• Data in this exercise:
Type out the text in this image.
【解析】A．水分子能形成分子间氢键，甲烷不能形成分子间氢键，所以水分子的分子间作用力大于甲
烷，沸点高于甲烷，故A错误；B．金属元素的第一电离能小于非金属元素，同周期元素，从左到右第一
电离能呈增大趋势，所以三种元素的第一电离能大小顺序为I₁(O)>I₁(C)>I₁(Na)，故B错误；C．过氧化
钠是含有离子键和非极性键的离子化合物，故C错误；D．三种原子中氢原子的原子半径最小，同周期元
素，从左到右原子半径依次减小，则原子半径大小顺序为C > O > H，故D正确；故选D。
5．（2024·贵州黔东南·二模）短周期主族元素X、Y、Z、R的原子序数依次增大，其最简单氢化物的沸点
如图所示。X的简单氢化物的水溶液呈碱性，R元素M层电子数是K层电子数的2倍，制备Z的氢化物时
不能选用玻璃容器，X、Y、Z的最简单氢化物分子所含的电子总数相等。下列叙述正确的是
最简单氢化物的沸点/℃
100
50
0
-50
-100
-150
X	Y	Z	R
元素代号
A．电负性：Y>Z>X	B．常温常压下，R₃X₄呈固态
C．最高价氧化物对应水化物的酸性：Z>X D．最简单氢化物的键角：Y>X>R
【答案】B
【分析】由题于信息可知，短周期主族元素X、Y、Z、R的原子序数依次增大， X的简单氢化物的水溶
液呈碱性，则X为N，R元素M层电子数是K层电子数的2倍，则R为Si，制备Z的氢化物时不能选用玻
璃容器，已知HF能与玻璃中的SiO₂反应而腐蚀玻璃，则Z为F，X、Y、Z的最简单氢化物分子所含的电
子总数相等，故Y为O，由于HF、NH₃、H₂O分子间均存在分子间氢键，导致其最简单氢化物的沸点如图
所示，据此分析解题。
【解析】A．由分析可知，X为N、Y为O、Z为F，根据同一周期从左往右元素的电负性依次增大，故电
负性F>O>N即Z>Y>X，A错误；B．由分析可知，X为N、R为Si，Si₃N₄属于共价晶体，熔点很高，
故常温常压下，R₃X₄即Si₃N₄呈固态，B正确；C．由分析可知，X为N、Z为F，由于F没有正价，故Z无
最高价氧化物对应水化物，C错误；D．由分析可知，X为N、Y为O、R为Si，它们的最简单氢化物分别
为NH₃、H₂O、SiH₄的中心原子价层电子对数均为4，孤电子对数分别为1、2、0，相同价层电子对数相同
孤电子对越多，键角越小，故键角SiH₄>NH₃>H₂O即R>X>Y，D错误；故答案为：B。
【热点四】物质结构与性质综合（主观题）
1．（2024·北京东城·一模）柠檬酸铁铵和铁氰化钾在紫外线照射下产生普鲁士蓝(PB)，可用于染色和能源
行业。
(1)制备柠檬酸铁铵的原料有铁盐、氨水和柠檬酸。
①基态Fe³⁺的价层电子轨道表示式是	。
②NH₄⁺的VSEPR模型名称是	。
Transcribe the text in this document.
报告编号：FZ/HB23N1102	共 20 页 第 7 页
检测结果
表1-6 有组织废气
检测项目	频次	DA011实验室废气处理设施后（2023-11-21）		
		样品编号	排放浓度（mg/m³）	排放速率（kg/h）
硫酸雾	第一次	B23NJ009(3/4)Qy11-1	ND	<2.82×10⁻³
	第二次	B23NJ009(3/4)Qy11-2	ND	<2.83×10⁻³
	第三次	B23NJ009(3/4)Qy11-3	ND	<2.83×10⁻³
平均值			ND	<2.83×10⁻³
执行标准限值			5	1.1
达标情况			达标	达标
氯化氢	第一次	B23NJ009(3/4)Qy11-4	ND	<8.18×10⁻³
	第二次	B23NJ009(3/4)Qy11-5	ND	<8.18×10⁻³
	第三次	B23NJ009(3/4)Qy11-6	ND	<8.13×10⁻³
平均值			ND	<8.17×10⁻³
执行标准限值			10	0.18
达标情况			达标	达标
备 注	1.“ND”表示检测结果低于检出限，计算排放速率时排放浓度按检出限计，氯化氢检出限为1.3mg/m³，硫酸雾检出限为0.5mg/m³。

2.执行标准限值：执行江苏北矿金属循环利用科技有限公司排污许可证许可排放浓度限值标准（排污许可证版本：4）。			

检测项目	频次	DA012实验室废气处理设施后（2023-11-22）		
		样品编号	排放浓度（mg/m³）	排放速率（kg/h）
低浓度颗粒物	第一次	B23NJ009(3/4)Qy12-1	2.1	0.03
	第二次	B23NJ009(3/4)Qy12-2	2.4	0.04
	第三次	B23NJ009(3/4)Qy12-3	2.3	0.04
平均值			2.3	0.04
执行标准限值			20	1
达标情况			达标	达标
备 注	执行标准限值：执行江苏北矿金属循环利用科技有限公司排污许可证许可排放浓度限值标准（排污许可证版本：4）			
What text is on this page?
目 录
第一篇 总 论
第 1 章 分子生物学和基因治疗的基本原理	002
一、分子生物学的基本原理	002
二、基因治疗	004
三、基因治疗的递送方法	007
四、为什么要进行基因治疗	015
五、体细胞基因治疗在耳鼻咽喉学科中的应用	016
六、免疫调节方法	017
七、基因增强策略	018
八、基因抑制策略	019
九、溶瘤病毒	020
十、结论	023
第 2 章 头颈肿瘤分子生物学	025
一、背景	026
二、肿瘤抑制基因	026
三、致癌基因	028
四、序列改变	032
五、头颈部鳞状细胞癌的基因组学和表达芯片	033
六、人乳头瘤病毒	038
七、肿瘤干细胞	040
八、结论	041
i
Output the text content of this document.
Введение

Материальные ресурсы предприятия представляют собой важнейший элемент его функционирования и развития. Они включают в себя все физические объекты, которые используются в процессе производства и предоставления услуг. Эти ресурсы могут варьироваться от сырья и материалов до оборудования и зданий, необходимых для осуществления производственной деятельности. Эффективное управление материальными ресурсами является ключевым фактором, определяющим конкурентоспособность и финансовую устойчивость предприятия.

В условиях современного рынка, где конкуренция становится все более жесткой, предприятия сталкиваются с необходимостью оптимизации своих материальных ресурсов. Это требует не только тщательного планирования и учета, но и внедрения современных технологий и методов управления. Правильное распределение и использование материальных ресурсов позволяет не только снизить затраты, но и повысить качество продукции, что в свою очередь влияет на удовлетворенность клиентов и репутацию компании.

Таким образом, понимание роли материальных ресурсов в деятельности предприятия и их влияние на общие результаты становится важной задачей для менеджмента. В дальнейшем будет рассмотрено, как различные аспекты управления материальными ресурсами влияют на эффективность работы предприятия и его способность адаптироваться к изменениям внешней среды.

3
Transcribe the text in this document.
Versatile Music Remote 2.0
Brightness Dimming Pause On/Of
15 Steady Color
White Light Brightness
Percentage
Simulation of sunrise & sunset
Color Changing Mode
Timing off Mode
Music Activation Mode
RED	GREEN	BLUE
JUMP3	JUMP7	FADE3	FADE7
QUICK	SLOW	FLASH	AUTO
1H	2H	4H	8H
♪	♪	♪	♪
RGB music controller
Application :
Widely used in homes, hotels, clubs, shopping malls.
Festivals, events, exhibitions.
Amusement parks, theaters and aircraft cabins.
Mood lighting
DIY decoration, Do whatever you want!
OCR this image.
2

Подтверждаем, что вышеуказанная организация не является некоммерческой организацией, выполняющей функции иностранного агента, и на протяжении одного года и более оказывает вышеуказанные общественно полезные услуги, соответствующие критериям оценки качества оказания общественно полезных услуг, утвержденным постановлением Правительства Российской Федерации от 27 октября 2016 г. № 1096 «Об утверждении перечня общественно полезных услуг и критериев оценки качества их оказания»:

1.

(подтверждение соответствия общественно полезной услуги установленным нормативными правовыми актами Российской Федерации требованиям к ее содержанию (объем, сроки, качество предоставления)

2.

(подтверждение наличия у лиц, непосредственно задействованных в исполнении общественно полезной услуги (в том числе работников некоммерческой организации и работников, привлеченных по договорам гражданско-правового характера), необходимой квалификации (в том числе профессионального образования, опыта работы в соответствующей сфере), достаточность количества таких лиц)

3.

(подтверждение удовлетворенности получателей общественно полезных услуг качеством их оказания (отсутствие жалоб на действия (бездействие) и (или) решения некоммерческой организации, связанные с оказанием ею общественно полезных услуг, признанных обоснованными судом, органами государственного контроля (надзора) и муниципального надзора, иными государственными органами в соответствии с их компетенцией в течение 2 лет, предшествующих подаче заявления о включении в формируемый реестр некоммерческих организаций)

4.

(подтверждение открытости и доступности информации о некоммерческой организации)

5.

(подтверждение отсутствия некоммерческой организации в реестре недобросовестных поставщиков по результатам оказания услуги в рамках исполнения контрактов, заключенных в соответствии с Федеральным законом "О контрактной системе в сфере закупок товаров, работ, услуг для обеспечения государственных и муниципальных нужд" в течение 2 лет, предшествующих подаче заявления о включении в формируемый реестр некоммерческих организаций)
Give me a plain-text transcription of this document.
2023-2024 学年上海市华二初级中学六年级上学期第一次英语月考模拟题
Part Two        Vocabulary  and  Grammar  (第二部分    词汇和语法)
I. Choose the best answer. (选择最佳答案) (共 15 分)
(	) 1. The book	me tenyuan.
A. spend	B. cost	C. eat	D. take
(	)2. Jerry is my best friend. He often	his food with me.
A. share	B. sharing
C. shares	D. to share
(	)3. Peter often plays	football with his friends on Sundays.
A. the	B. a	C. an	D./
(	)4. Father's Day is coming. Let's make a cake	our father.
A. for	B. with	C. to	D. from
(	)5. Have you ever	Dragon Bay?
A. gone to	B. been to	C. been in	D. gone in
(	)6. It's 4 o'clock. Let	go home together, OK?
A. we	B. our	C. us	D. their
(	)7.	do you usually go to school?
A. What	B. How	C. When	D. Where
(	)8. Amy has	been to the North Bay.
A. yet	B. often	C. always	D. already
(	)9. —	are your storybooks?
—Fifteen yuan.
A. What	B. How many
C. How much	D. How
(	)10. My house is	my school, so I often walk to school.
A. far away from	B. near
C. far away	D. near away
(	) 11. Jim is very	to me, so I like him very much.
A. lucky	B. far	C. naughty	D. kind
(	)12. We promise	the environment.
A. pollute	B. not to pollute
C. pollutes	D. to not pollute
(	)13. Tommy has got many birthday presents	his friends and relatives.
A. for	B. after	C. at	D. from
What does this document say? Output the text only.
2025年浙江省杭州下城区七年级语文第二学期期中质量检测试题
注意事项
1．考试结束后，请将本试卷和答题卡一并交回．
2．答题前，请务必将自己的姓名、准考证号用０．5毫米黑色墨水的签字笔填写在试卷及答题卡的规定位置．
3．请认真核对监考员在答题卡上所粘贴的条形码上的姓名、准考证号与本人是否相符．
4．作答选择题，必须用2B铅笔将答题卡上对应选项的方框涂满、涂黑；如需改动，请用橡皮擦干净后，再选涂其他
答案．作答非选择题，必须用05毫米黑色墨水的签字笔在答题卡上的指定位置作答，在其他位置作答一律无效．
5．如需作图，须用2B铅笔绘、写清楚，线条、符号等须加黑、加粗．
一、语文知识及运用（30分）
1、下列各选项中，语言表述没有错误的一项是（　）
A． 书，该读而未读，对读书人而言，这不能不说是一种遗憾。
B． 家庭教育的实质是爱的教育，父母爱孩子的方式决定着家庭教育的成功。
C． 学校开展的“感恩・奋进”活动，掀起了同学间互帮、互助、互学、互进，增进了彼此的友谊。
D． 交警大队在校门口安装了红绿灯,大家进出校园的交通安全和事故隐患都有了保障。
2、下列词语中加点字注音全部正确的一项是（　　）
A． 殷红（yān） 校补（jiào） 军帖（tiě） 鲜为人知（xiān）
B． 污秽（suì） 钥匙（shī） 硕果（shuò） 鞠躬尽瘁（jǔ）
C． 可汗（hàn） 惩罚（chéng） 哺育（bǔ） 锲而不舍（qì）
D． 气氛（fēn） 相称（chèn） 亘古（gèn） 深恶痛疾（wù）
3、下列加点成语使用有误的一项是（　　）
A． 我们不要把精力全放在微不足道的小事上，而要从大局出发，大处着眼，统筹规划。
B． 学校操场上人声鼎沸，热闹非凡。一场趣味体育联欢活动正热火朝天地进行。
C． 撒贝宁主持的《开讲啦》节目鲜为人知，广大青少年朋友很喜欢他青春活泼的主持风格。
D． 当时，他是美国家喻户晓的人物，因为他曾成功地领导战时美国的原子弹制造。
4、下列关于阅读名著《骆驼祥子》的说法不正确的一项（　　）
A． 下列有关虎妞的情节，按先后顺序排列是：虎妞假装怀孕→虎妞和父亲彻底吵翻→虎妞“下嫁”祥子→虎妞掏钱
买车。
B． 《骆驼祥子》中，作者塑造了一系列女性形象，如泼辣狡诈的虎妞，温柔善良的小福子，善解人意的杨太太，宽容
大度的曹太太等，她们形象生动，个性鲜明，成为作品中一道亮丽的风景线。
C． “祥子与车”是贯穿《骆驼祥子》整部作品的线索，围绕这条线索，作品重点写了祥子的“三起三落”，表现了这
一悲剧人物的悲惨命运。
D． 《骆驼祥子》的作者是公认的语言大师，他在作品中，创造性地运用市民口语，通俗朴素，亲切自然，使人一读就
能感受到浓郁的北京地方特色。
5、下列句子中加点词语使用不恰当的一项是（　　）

• What this task involves: For each line of the entries that includes "骆驼祥子", show that line.

• Result of the exercise:
4、下列关于阅读名著《骆驼祥子》的说法不正确的一项（　　）
B． 《骆驼祥子》中，作者塑造了一系列女性形象，如泼辣狡诈的虎妞，温柔善良的小福子，善解人意的杨太太，宽容
C． “祥子与车”是贯穿《骆驼祥子》整部作品的线索，围绕这条线索，作品重点写了祥子的“三起三落”，表现了这
D． 《骆驼祥子》的作者是公认的语言大师，他在作品中，创造性地运用市民口语，通俗朴素，亲切自然，使人一读就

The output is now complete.